Copy all the entries below exactly, but not the pictures.

(Dataset items)
BEGIN

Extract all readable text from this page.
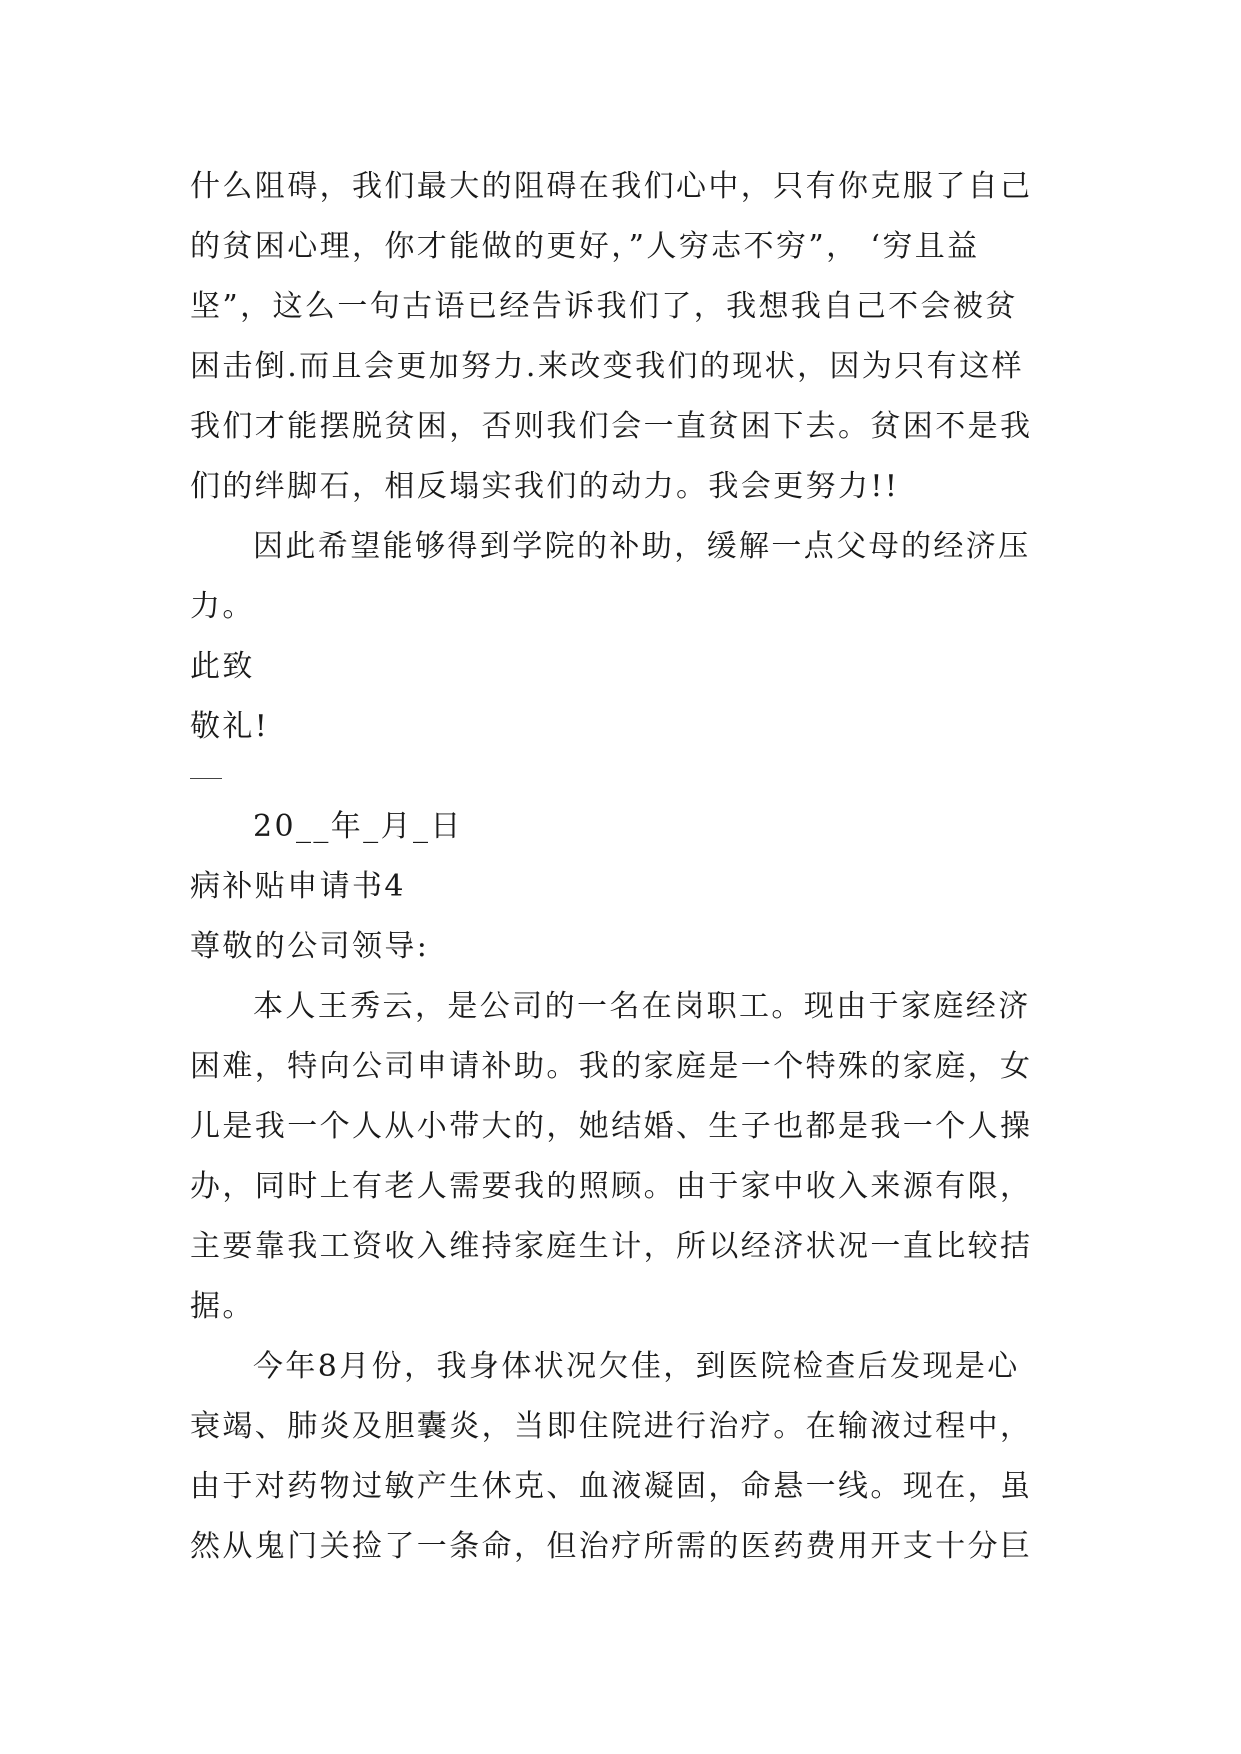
什么阻碍，我们最大的阻碍在我们心中，只有你克服了自己
的贫困心理，你才能做的更好，”人穷志不穷”， ‘穷且益
坚”，这么一句古语已经告诉我们了，我想我自己不会被贫
困击倒.而且会更加努力.来改变我们的现状，因为只有这样
我们才能摆脱贫困，否则我们会一直贫困下去。贫困不是我
们的绊脚石，相反塌实我们的动力。我会更努力!!
因此希望能够得到学院的补助，缓解一点父母的经济压
力。
此致
敬礼!
20__年_月_日
病补贴申请书4
尊敬的公司领导:
本人王秀云，是公司的一名在岗职工。现由于家庭经济
困难，特向公司申请补助。我的家庭是一个特殊的家庭，女
儿是我一个人从小带大的，她结婚、生子也都是我一个人操
办，同时上有老人需要我的照顾。由于家中收入来源有限，
主要靠我工资收入维持家庭生计，所以经济状况一直比较拮
据。
今年8月份，我身体状况欠佳，到医院检查后发现是心
衰竭、肺炎及胆囊炎，当即住院进行治疗。在输液过程中，
由于对药物过敏产生休克、血液凝固，命悬一线。现在，虽
然从鬼门关捡了一条命，但治疗所需的医药费用开支十分巨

END

TASK SOLUTION:
Extract all readable text from this page.
什么阻碍，我们最大的阻碍在我们心中，只有你克服了自己
的贫困心理，你才能做的更好，”人穷志不穷”， ‘穷且益
坚”，这么一句古语已经告诉我们了，我想我自己不会被贫
困击倒.而且会更加努力.来改变我们的现状，因为只有这样
我们才能摆脱贫困，否则我们会一直贫困下去。贫困不是我
们的绊脚石，相反塌实我们的动力。我会更努力!!
因此希望能够得到学院的补助，缓解一点父母的经济压
力。
此致
敬礼!
20__年_月_日
病补贴申请书4
尊敬的公司领导:
本人王秀云，是公司的一名在岗职工。现由于家庭经济
困难，特向公司申请补助。我的家庭是一个特殊的家庭，女
儿是我一个人从小带大的，她结婚、生子也都是我一个人操
办，同时上有老人需要我的照顾。由于家中收入来源有限，
主要靠我工资收入维持家庭生计，所以经济状况一直比较拮
据。
今年8月份，我身体状况欠佳，到医院检查后发现是心
衰竭、肺炎及胆囊炎，当即住院进行治疗。在输液过程中，
由于对药物过敏产生休克、血液凝固，命悬一线。现在，虽
然从鬼门关捡了一条命，但治疗所需的医药费用开支十分巨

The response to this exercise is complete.